(Data records)
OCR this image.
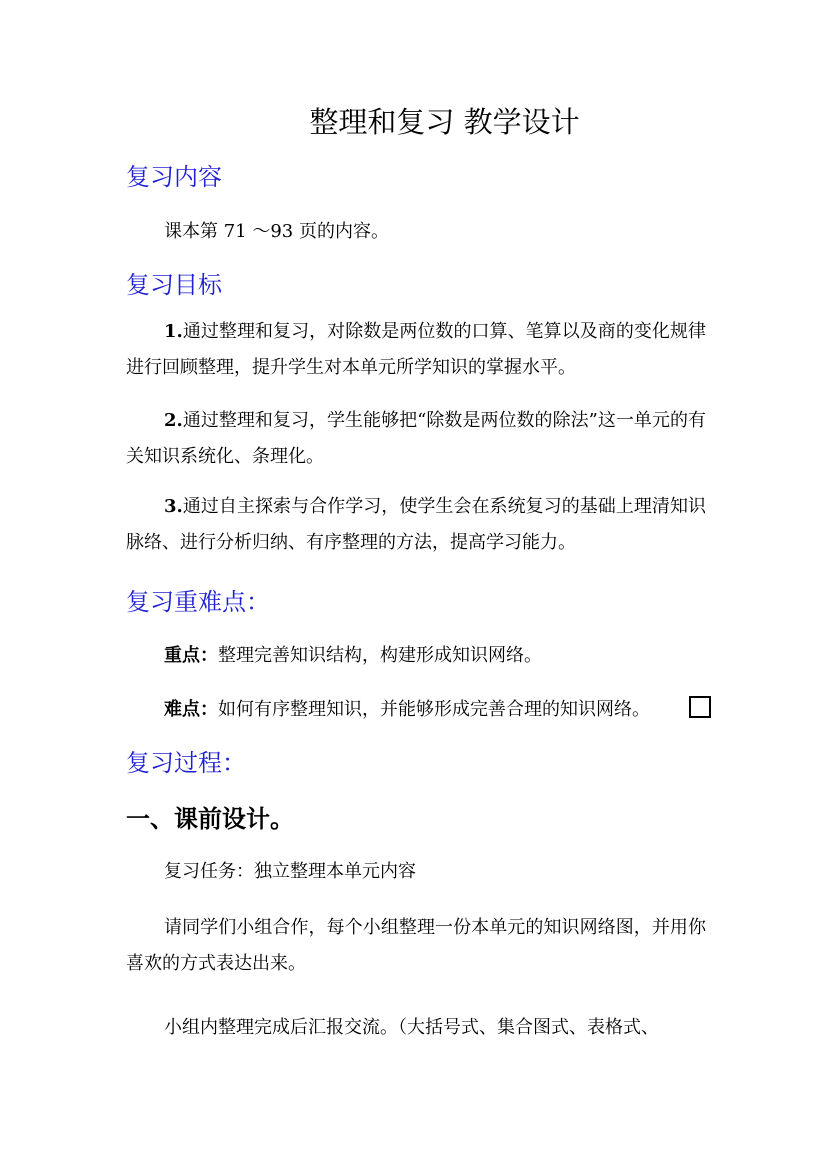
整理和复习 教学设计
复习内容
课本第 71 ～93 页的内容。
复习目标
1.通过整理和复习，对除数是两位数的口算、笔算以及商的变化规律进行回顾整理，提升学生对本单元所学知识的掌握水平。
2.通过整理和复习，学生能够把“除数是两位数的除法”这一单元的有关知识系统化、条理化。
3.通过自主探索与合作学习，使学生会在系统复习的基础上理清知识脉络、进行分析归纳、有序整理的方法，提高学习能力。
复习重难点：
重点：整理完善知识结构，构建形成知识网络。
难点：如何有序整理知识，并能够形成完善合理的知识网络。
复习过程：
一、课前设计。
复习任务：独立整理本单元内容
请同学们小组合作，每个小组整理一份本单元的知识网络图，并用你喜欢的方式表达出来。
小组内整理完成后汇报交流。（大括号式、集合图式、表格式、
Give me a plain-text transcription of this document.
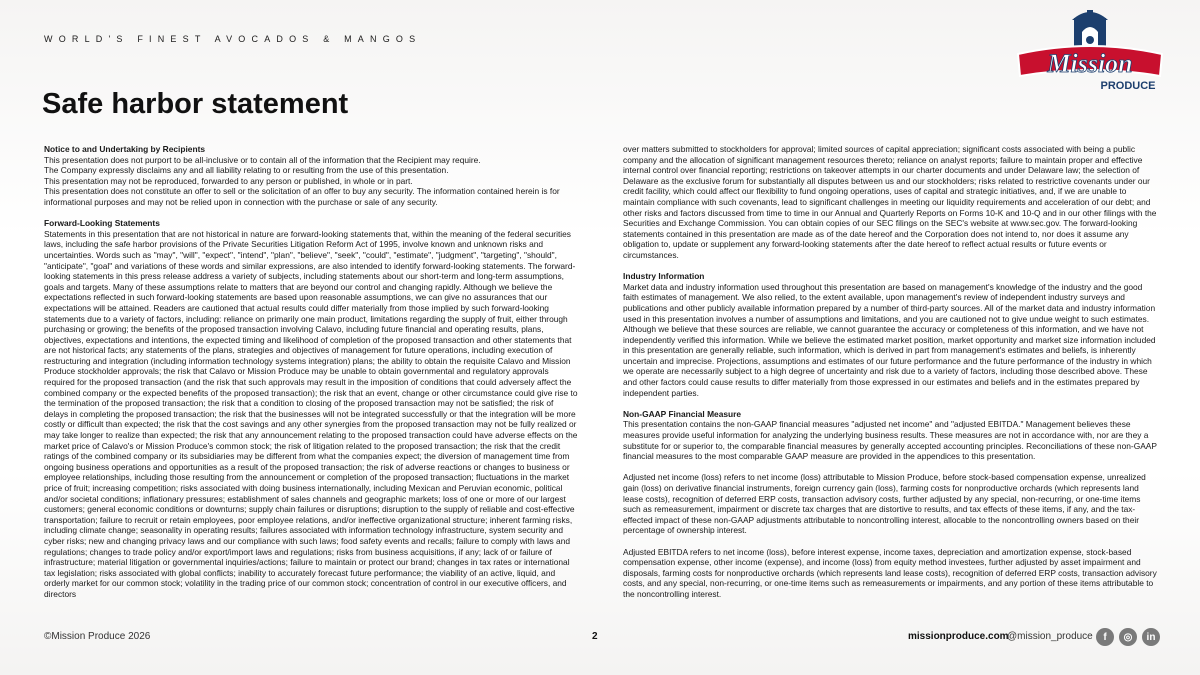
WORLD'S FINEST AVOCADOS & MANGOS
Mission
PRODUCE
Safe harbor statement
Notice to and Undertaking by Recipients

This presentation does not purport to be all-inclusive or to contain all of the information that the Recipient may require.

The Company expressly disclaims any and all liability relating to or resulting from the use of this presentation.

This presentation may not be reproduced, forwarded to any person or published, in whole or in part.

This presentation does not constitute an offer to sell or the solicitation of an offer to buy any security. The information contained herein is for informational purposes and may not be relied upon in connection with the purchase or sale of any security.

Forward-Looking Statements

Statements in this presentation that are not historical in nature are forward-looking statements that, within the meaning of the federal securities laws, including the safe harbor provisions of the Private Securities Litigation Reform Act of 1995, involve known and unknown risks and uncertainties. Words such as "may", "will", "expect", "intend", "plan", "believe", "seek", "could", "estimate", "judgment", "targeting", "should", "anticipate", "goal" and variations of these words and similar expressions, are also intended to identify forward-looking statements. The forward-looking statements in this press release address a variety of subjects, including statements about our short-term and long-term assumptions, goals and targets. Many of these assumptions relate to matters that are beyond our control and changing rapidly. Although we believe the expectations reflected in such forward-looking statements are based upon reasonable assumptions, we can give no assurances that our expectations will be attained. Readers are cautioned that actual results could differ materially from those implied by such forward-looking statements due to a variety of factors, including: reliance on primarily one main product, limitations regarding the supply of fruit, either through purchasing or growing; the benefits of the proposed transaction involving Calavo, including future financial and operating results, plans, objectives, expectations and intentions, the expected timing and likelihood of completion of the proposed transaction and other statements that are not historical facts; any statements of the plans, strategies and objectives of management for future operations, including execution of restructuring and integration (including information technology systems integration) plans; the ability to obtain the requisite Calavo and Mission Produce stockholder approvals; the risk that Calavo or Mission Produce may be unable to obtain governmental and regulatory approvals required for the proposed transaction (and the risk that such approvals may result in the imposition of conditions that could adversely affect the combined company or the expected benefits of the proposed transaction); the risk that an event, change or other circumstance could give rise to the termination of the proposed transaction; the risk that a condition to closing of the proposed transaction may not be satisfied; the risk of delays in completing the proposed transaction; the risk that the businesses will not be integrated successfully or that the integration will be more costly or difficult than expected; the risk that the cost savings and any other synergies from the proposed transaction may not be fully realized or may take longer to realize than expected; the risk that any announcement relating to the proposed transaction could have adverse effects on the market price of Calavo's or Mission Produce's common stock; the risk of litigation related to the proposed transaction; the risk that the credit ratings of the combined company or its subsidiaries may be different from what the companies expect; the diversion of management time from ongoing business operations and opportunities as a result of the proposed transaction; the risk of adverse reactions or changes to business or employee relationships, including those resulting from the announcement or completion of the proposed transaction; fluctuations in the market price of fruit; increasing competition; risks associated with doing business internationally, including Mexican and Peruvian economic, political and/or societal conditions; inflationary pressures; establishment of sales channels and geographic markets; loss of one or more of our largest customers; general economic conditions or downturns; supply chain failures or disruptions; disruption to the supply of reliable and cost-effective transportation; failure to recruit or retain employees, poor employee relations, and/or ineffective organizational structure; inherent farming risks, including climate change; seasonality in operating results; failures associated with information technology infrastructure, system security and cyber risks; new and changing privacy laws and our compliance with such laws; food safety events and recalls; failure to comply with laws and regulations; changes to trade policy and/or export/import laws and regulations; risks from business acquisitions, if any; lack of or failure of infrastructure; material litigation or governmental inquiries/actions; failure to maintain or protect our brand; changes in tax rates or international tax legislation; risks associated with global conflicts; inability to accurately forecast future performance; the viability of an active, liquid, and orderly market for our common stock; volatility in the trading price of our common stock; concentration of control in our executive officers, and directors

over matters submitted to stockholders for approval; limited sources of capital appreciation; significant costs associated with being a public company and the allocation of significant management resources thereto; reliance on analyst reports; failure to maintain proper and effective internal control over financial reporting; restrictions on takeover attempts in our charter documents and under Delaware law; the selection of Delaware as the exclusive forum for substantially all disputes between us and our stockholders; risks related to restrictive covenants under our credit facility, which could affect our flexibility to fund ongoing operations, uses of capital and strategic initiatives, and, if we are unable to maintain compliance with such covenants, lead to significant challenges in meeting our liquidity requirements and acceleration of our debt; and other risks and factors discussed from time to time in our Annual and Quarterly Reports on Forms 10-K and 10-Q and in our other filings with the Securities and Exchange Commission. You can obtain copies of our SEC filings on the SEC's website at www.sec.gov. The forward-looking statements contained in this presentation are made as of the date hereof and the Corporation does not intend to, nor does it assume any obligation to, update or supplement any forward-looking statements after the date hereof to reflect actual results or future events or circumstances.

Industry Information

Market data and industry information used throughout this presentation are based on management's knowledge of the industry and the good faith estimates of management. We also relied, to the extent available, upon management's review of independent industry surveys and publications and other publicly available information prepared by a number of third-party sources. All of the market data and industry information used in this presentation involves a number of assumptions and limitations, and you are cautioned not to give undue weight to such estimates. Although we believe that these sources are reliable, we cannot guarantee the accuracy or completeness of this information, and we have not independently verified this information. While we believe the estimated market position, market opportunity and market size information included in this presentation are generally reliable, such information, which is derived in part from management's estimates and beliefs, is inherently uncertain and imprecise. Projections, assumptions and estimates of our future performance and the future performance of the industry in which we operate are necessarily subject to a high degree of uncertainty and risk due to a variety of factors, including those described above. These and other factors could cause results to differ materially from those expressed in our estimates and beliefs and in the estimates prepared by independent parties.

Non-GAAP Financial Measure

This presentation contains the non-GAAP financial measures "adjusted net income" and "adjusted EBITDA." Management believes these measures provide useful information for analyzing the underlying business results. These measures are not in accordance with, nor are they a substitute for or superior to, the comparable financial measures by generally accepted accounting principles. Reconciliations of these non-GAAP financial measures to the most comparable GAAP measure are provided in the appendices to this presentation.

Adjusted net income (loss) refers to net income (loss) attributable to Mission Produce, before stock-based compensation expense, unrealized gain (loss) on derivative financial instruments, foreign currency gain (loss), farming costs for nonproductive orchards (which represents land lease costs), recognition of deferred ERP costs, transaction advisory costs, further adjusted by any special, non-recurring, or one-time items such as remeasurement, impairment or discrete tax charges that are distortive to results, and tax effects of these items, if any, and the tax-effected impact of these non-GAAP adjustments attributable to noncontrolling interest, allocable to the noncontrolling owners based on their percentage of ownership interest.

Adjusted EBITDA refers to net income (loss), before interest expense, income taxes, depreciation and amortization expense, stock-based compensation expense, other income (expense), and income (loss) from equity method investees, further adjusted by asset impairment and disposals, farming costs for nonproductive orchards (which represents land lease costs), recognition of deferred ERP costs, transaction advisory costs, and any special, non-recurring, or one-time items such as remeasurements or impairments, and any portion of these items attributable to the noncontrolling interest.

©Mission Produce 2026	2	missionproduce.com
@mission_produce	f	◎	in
---
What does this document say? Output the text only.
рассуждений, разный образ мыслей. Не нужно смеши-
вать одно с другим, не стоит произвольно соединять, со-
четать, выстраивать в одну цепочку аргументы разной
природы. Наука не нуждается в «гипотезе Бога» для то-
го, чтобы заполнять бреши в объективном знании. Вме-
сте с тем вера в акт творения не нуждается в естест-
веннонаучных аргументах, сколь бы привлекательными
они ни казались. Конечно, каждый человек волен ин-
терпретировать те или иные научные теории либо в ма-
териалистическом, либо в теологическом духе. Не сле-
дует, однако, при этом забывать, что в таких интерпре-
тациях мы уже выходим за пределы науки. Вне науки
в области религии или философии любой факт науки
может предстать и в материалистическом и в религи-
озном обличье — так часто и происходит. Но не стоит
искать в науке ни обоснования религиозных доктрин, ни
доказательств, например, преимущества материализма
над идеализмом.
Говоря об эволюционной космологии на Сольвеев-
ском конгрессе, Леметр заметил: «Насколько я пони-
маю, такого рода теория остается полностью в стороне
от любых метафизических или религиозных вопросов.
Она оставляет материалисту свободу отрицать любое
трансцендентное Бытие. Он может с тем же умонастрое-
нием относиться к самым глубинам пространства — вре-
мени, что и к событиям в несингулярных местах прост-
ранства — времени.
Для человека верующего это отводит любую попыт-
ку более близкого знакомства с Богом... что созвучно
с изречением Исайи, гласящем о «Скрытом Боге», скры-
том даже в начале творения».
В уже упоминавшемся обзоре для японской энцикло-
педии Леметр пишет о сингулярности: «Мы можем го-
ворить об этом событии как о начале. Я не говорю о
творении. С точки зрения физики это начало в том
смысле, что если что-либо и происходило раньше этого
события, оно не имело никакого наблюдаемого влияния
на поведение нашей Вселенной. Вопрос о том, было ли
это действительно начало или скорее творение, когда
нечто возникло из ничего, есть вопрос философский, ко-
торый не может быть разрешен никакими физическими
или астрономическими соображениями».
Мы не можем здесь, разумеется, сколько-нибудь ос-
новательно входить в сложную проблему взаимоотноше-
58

Exercise brief — Pick out every line above that contains the word "религиозных" and copy it.

Answer below —
искать в науке ни обоснования религиозных доктрин, ни
от любых метафизических или религиозных вопросов.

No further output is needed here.